**Stated goal**
Scan the entries below for the word "data". Copy each line that has it.

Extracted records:
+ + + + + + +

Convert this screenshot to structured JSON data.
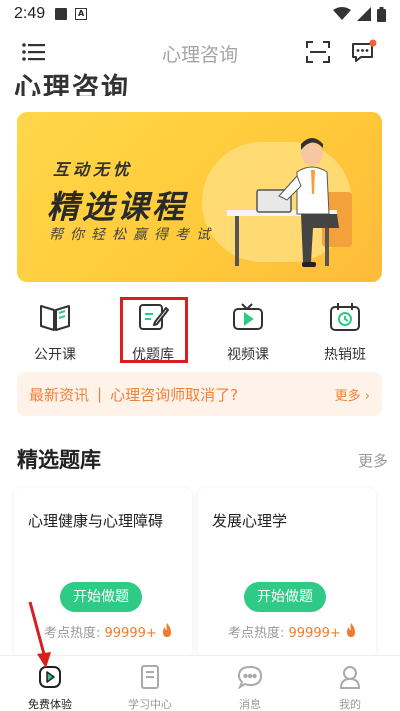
{
  "status_bar": {
    "time": "2:49",
    "a_icon_text": "A"
  },
  "header": {
    "title": "心理咨询"
  },
  "page_title": "心理咨询",
  "banner": {
    "line1": "互动无忧",
    "line2": "精选课程",
    "line3": "帮你轻松赢得考试"
  },
  "categories": [
    {
      "label": "公开课",
      "icon": "open-book-icon"
    },
    {
      "label": "优题库",
      "icon": "edit-note-icon"
    },
    {
      "label": "视频课",
      "icon": "tv-play-icon"
    },
    {
      "label": "热销班",
      "icon": "calendar-clock-icon"
    }
  ],
  "news": {
    "tag": "最新资讯",
    "separator": "|",
    "text": "心理咨询师取消了?",
    "more": "更多 ›"
  },
  "question_bank": {
    "title": "精选题库",
    "more": "更多",
    "cards": [
      {
        "title": "心理健康与心理障碍",
        "button": "开始做题",
        "heat_label": "考点热度:",
        "heat_value": "99999+"
      },
      {
        "title": "发展心理学",
        "button": "开始做题",
        "heat_label": "考点热度:",
        "heat_value": "99999+"
      }
    ]
  },
  "tabbar": [
    {
      "label": "免费体验",
      "icon": "play-square-icon",
      "active": true
    },
    {
      "label": "学习中心",
      "icon": "document-icon",
      "active": false
    },
    {
      "label": "消息",
      "icon": "chat-bubble-icon",
      "active": false
    },
    {
      "label": "我的",
      "icon": "user-icon",
      "active": false
    }
  ],
  "colors": {
    "accent_green": "#2fcb86",
    "accent_orange": "#f0813a",
    "banner_yellow": "#ffc93a",
    "highlight_red": "#d81e1e"
  }
}
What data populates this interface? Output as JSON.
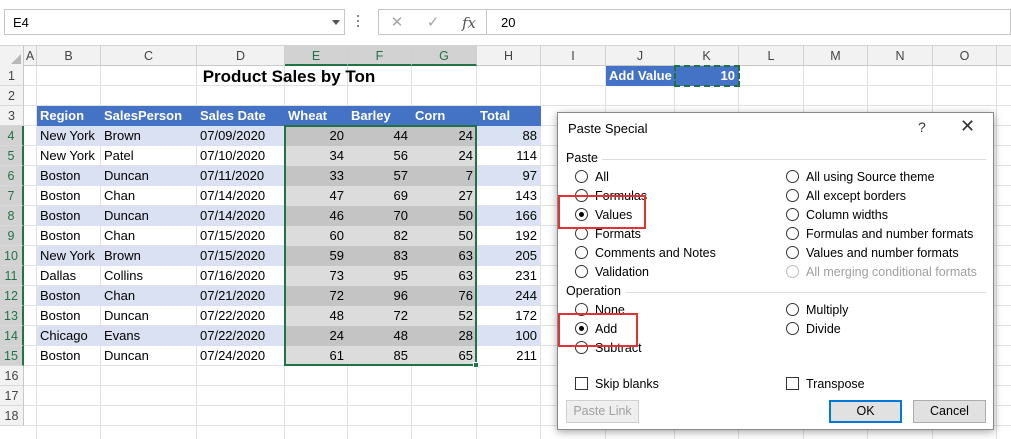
{
  "formula_bar": {
    "name_box": "E4",
    "cancel_icon": "✕",
    "enter_icon": "✓",
    "function_icon": "fx",
    "value": "20"
  },
  "columns": [
    "A",
    "B",
    "C",
    "D",
    "E",
    "F",
    "G",
    "H",
    "I",
    "J",
    "K",
    "L",
    "M",
    "N",
    "O"
  ],
  "selected_columns": [
    "E",
    "F",
    "G"
  ],
  "rows": [
    "1",
    "2",
    "3",
    "4",
    "5",
    "6",
    "7",
    "8",
    "9",
    "10",
    "11",
    "12",
    "13",
    "14",
    "15",
    "16",
    "17",
    "18"
  ],
  "selected_rows": [
    "4",
    "5",
    "6",
    "7",
    "8",
    "9",
    "10",
    "11",
    "12",
    "13",
    "14",
    "15"
  ],
  "sheet": {
    "title": "Product Sales by Ton",
    "add_value_label": "Add Value",
    "add_value": "10",
    "headers": [
      "Region",
      "SalesPerson",
      "Sales Date",
      "Wheat",
      "Barley",
      "Corn",
      "Total"
    ],
    "data": [
      [
        "New York",
        "Brown",
        "07/09/2020",
        "20",
        "44",
        "24",
        "88"
      ],
      [
        "New York",
        "Patel",
        "07/10/2020",
        "34",
        "56",
        "24",
        "114"
      ],
      [
        "Boston",
        "Duncan",
        "07/11/2020",
        "33",
        "57",
        "7",
        "97"
      ],
      [
        "Boston",
        "Chan",
        "07/14/2020",
        "47",
        "69",
        "27",
        "143"
      ],
      [
        "Boston",
        "Duncan",
        "07/14/2020",
        "46",
        "70",
        "50",
        "166"
      ],
      [
        "Boston",
        "Chan",
        "07/15/2020",
        "60",
        "82",
        "50",
        "192"
      ],
      [
        "New York",
        "Brown",
        "07/15/2020",
        "59",
        "83",
        "63",
        "205"
      ],
      [
        "Dallas",
        "Collins",
        "07/16/2020",
        "73",
        "95",
        "63",
        "231"
      ],
      [
        "Boston",
        "Chan",
        "07/21/2020",
        "72",
        "96",
        "76",
        "244"
      ],
      [
        "Boston",
        "Duncan",
        "07/22/2020",
        "48",
        "72",
        "52",
        "172"
      ],
      [
        "Chicago",
        "Evans",
        "07/22/2020",
        "24",
        "48",
        "28",
        "100"
      ],
      [
        "Boston",
        "Duncan",
        "07/24/2020",
        "61",
        "85",
        "65",
        "211"
      ]
    ]
  },
  "dialog": {
    "title": "Paste Special",
    "help": "?",
    "close": "✕",
    "paste_group": "Paste",
    "paste_left": [
      "All",
      "Formulas",
      "Values",
      "Formats",
      "Comments and Notes",
      "Validation"
    ],
    "paste_right": [
      "All using Source theme",
      "All except borders",
      "Column widths",
      "Formulas and number formats",
      "Values and number formats",
      "All merging conditional formats"
    ],
    "paste_selected": "Values",
    "operation_group": "Operation",
    "op_left": [
      "None",
      "Add",
      "Subtract"
    ],
    "op_right": [
      "Multiply",
      "Divide"
    ],
    "op_selected": "Add",
    "skip_blanks": "Skip blanks",
    "transpose": "Transpose",
    "paste_link": "Paste Link",
    "ok": "OK",
    "cancel": "Cancel"
  },
  "colors": {
    "header_blue": "#4472c4",
    "band_blue": "#d9e1f2",
    "selection_green": "#217346",
    "highlight_red": "#e03434"
  }
}
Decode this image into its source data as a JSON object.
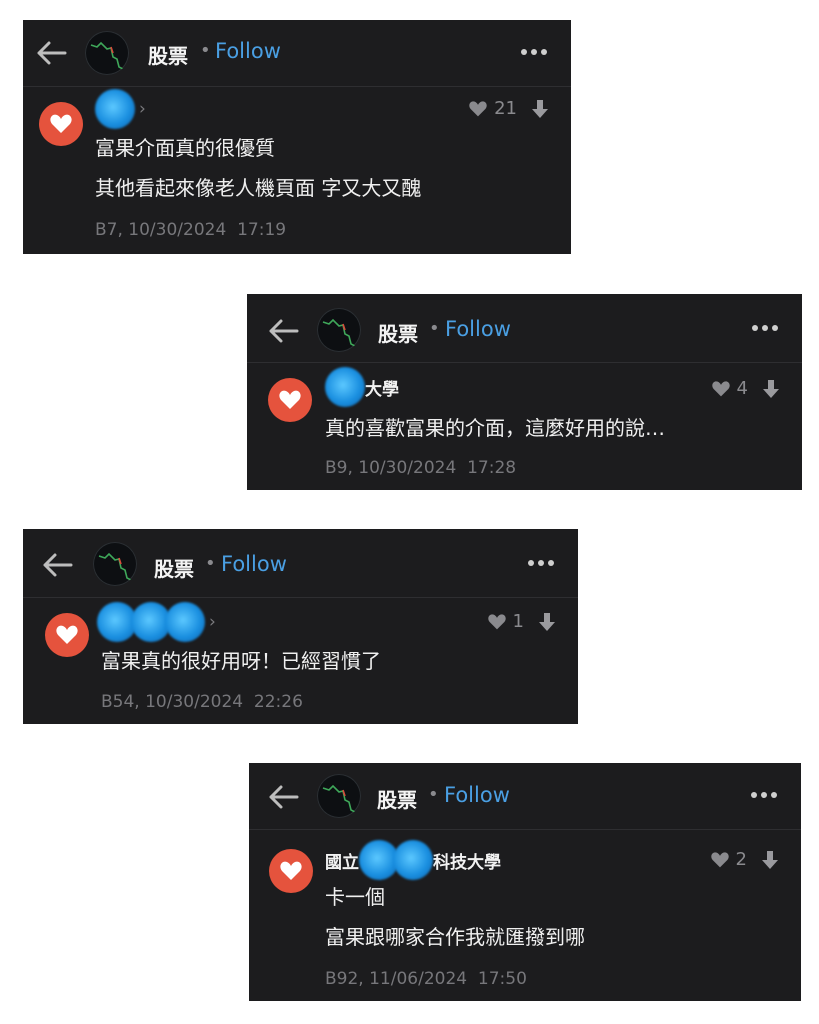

+ + + + + + +

**Answer to this exercise**
Convert this screenshot to structured JSON data.
What data populates this interface? Output as JSON.
    "data": [
Decode this image into its source data as a JSON object.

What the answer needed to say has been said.